*TASK DETAILS:*
Your task is to locate every line holding the string "والإتحاف" and to copy each of them.
* START RECORDS SHOWN *
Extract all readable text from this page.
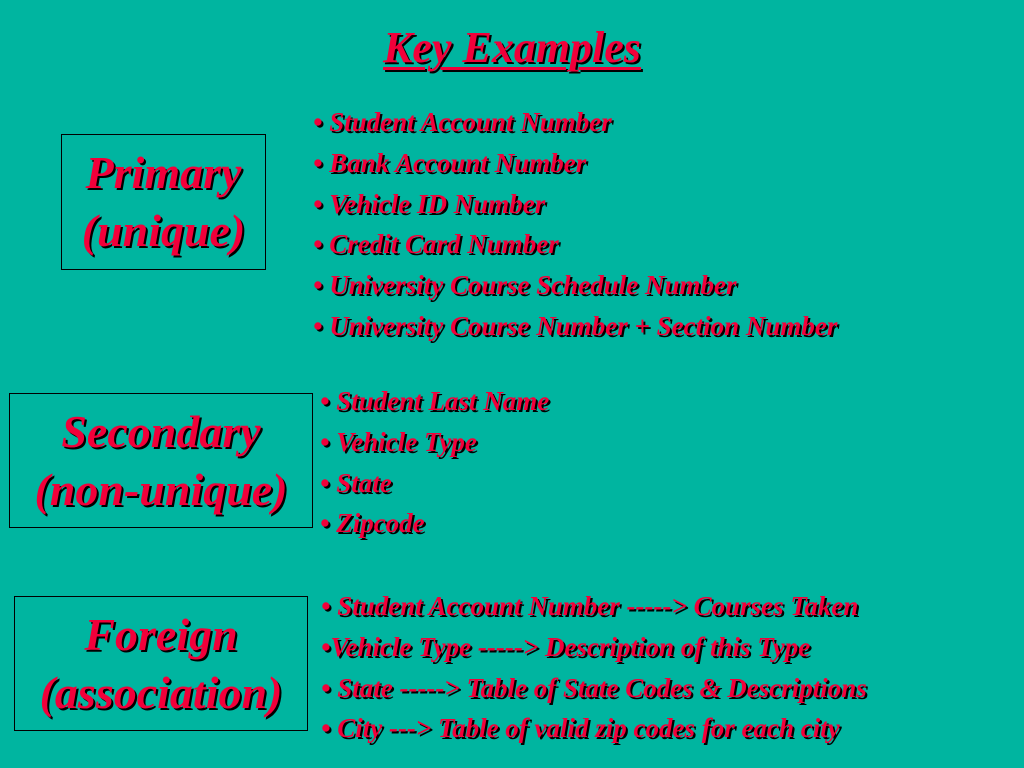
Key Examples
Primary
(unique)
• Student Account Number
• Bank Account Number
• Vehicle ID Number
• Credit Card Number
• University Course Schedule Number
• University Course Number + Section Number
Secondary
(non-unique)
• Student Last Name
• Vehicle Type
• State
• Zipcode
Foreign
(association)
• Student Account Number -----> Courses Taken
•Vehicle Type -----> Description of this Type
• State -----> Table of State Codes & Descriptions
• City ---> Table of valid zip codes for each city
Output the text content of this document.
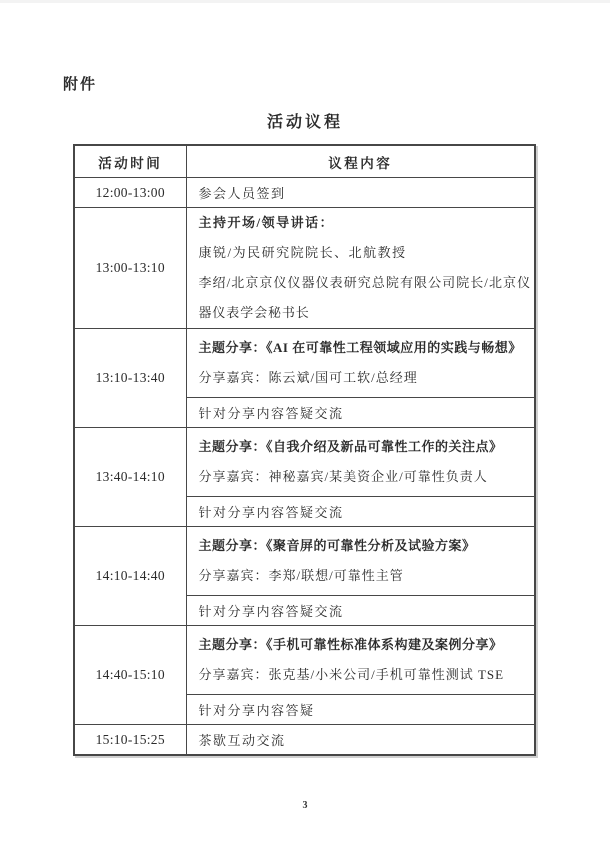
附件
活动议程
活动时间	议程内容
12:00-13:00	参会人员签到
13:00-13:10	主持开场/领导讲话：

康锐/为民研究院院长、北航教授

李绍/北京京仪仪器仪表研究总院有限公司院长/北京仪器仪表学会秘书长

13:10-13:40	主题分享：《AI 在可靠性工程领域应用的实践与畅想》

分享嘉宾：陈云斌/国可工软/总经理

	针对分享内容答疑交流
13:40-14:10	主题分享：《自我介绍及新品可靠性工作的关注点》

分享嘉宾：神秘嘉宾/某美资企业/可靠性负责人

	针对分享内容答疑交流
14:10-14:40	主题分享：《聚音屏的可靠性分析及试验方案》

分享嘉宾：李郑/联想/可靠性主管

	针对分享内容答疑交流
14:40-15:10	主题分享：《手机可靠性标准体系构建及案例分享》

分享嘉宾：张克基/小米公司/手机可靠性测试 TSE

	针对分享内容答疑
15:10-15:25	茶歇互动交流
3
* END RECORDS SHOWN *
* START RECORDS SHOWN *
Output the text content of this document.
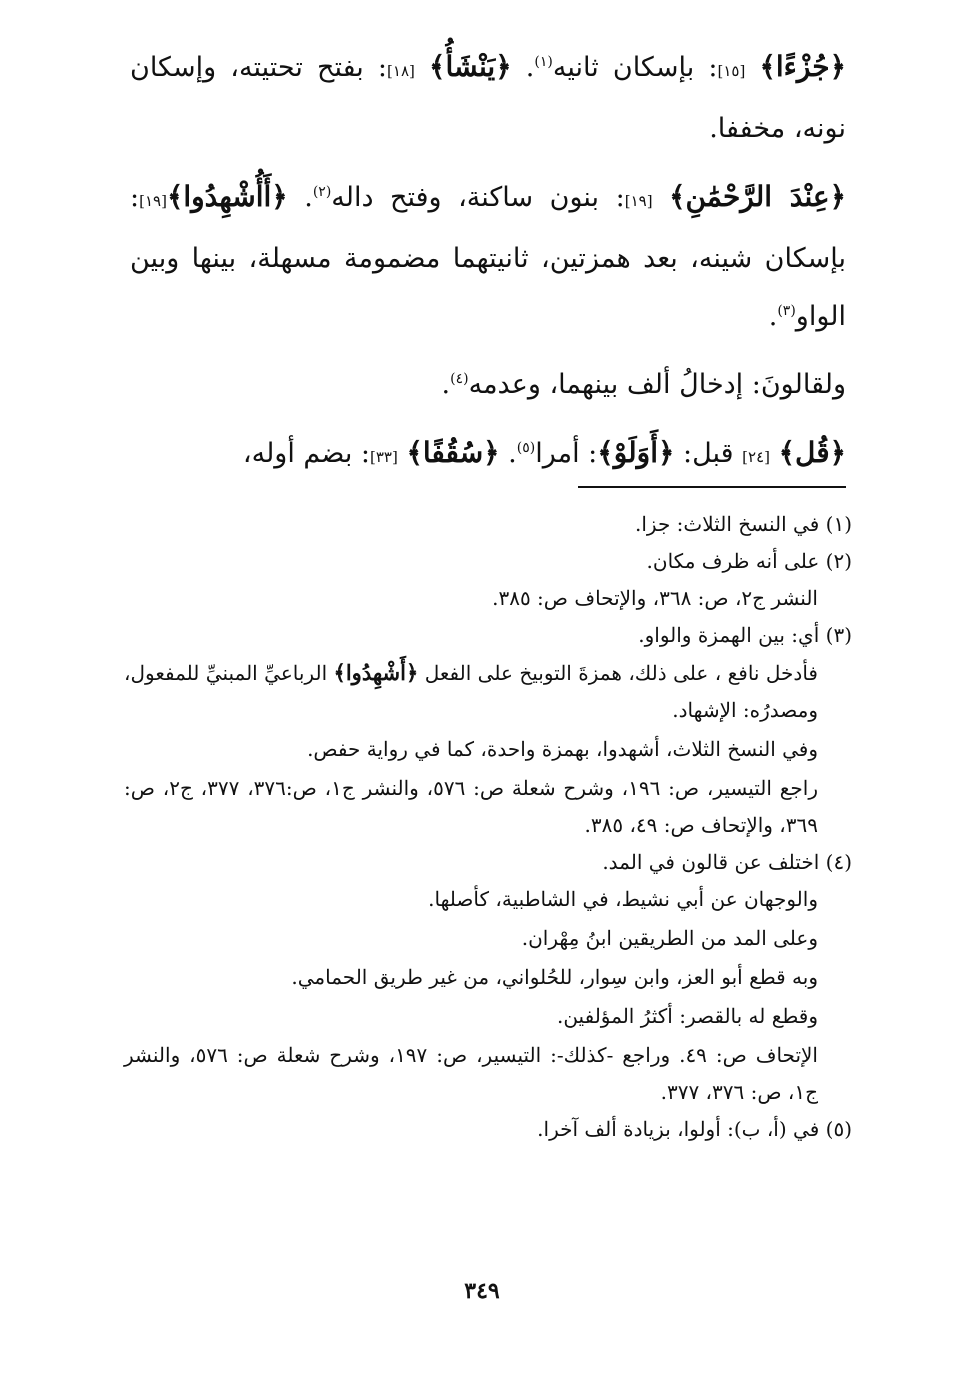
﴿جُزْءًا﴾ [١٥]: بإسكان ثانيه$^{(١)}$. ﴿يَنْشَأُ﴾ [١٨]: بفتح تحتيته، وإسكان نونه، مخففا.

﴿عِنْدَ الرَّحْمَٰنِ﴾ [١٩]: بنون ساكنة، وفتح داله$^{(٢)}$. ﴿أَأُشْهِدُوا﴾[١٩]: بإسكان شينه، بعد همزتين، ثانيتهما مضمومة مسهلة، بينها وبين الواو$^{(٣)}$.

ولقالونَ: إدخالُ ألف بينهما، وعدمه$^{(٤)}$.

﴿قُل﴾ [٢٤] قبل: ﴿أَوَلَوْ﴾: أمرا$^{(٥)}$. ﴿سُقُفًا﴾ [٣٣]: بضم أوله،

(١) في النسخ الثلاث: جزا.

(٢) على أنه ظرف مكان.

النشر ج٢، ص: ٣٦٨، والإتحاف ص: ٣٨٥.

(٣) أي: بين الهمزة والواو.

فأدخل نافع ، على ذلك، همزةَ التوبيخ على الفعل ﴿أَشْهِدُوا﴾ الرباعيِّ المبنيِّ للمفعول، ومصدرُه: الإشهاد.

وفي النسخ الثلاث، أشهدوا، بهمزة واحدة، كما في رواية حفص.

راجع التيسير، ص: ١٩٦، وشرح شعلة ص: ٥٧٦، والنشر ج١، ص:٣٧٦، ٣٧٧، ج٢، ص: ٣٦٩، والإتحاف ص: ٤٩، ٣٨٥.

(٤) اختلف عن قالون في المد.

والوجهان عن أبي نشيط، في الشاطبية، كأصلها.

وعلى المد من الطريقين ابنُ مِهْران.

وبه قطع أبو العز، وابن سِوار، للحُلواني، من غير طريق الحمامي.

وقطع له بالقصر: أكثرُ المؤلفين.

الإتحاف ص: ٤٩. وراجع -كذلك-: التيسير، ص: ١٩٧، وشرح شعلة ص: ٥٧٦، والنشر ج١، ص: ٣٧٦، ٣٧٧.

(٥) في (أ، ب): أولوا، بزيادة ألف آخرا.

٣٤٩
* END RECORDS SHOWN *
* START RECORDS SHOWN *
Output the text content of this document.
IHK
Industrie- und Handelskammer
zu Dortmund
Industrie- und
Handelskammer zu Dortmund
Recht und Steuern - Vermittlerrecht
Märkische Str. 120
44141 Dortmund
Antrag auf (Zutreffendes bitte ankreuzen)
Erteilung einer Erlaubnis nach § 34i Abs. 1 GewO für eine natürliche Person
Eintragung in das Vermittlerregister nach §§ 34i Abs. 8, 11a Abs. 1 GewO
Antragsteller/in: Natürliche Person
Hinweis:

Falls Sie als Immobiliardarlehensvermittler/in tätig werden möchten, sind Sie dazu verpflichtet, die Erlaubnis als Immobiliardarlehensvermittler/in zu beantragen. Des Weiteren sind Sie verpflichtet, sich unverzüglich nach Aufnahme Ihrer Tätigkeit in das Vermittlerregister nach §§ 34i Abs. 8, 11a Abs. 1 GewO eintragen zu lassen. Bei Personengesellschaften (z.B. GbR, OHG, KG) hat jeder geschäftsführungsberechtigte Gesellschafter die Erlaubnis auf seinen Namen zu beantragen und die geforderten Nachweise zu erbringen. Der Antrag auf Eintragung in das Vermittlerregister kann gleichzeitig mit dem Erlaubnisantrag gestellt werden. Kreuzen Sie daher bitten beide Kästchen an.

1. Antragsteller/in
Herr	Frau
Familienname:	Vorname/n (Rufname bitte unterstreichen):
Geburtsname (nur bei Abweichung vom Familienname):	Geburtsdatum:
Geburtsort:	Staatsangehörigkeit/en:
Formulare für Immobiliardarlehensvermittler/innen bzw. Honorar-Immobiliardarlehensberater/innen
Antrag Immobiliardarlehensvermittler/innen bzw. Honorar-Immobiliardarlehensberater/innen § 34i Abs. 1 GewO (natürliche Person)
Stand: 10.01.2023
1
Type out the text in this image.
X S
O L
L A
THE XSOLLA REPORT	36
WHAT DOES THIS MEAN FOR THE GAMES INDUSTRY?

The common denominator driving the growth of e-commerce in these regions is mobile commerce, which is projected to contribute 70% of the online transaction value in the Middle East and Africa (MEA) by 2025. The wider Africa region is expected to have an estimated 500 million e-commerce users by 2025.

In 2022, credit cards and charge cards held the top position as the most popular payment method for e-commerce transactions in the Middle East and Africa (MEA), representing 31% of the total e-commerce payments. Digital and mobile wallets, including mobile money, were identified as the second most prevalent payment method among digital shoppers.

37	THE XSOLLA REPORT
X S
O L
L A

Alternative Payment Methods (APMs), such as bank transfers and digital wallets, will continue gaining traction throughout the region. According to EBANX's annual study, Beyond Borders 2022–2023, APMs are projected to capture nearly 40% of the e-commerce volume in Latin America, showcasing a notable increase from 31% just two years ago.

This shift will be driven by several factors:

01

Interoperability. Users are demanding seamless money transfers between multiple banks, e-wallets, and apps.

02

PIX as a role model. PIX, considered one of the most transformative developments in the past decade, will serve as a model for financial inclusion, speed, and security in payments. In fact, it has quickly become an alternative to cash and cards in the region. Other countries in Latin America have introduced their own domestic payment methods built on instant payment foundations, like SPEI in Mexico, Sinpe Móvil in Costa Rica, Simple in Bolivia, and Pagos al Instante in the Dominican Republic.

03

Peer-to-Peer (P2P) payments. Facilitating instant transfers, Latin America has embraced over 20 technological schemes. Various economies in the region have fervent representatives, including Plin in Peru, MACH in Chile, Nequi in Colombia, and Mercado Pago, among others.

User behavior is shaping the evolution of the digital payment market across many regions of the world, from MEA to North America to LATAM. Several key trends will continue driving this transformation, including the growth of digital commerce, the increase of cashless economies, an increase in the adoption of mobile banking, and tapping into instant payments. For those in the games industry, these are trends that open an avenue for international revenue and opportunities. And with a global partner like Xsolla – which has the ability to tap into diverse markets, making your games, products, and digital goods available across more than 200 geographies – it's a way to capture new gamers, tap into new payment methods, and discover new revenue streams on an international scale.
* END RECORDS SHOWN *
*REPLY TO THE EXERCISE:*
النشر ج٢، ص: ٣٦٨، والإتحاف ص: ٣٨٥.
راجع التيسير، ص: ١٩٦، وشرح شعلة ص: ٥٧٦، والنشر ج١، ص:٣٧٦، ٣٧٧، ج٢، ص: ٣٦٩، والإتحاف ص: ٤٩، ٣٨٥.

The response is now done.